* _Written problem_
Going through the material below, please gather all lines with the word "Pawła" in them.

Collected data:
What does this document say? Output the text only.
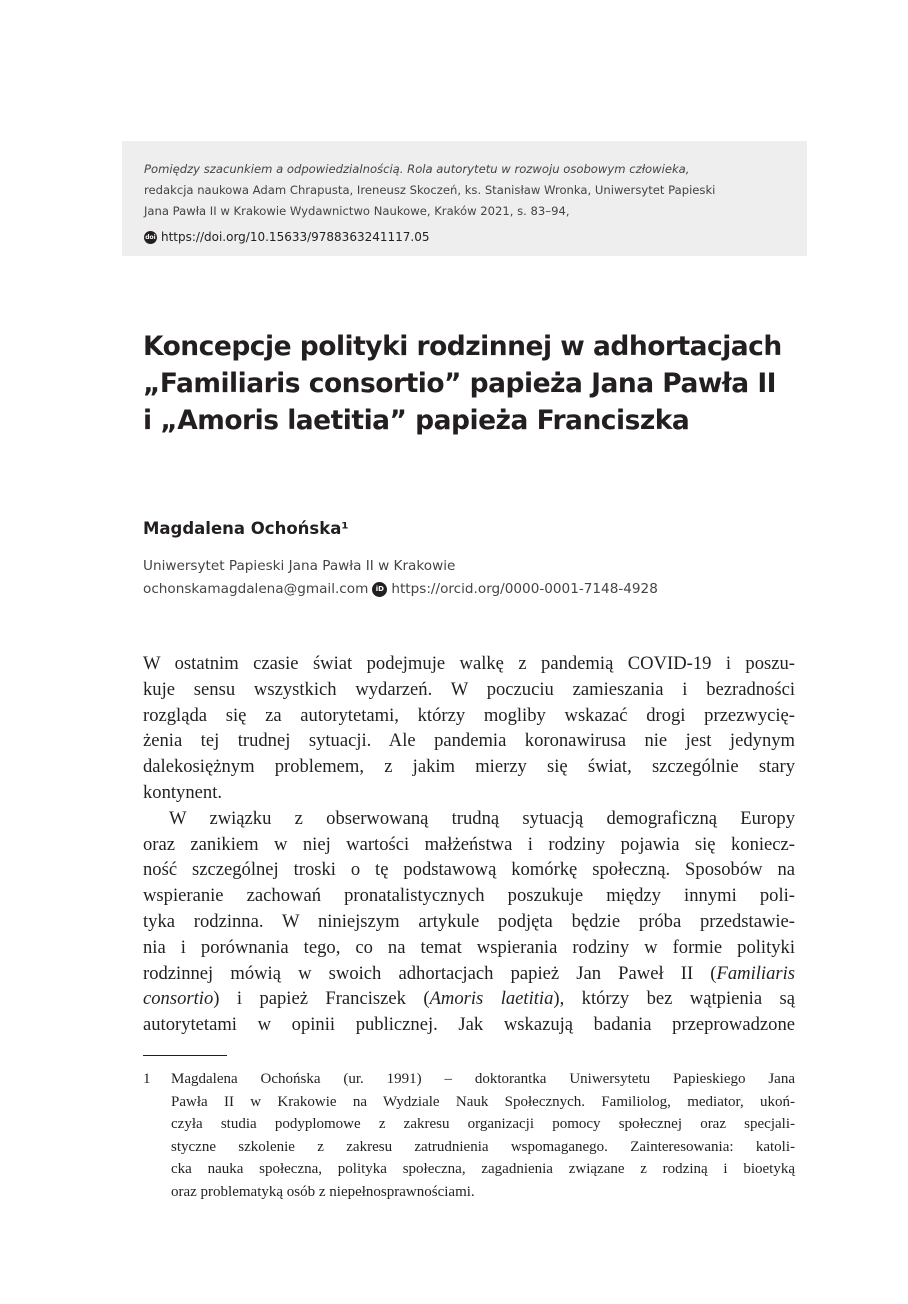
Pomiędzy szacunkiem a odpowiedzialnością. Rola autorytetu w rozwoju osobowym człowieka,
redakcja naukowa Adam Chrapusta, Ireneusz Skoczeń, ks. Stanisław Wronka, Uniwersytet Papieski
Jana Pawła II w Krakowie Wydawnictwo Naukowe, Kraków 2021, s. 83–94,
doi https://doi.org/10.15633/9788363241117.05
Koncepcje polityki rodzinnej w adhortacjach
„Familiaris consortio” papieża Jana Pawła II
i „Amoris laetitia” papieża Franciszka
Magdalena Ochońska¹
Uniwersytet Papieski Jana Pawła II w Krakowie
ochonskamagdalena@gmail.com	iD https://orcid.org/0000-0001-7148-4928
W ostatnim czasie świat podejmuje walkę z pandemią COVID-19 i poszu-
kuje sensu wszystkich wydarzeń. W poczuciu zamieszania i bezradności
rozgląda się za autorytetami, którzy mogliby wskazać drogi przezwycię-
żenia tej trudnej sytuacji. Ale pandemia koronawirusa nie jest jedynym
dalekosiężnym problemem, z jakim mierzy się świat, szczególnie stary
kontynent.
W związku z obserwowaną trudną sytuacją demograficzną Europy
oraz zanikiem w niej wartości małżeństwa i rodziny pojawia się koniecz-
ność szczególnej troski o tę podstawową komórkę społeczną. Sposobów na
wspieranie zachowań pronatalistycznych poszukuje między innymi poli-
tyka rodzinna. W niniejszym artykule podjęta będzie próba przedstawie-
nia i porównania tego, co na temat wspierania rodziny w formie polityki
rodzinnej mówią w swoich adhortacjach papież Jan Paweł II (Familiaris
consortio) i papież Franciszek (Amoris laetitia), którzy bez wątpienia są
autorytetami w opinii publicznej. Jak wskazują badania przeprowadzone
1 Magdalena Ochońska (ur. 1991) – doktorantka Uniwersytetu Papieskiego Jana
Pawła II w Krakowie na Wydziale Nauk Społecznych. Familiolog, mediator, ukoń-
czyła studia podyplomowe z zakresu organizacji pomocy społecznej oraz specjali-
styczne szkolenie z zakresu zatrudnienia wspomaganego. Zainteresowania: katoli-
cka nauka społeczna, polityka społeczna, zagadnienia związane z rodziną i bioetyką
oraz problematyką osób z niepełnosprawnościami.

* _Solved problem_
Jana Pawła II w Krakowie Wydawnictwo Naukowe, Kraków 2021, s. 83–94,
„Familiaris consortio” papieża Jana Pawła II
Uniwersytet Papieski Jana Pawła II w Krakowie
Pawła II w Krakowie na Wydziale Nauk Społecznych. Familiolog, mediator, ukoń-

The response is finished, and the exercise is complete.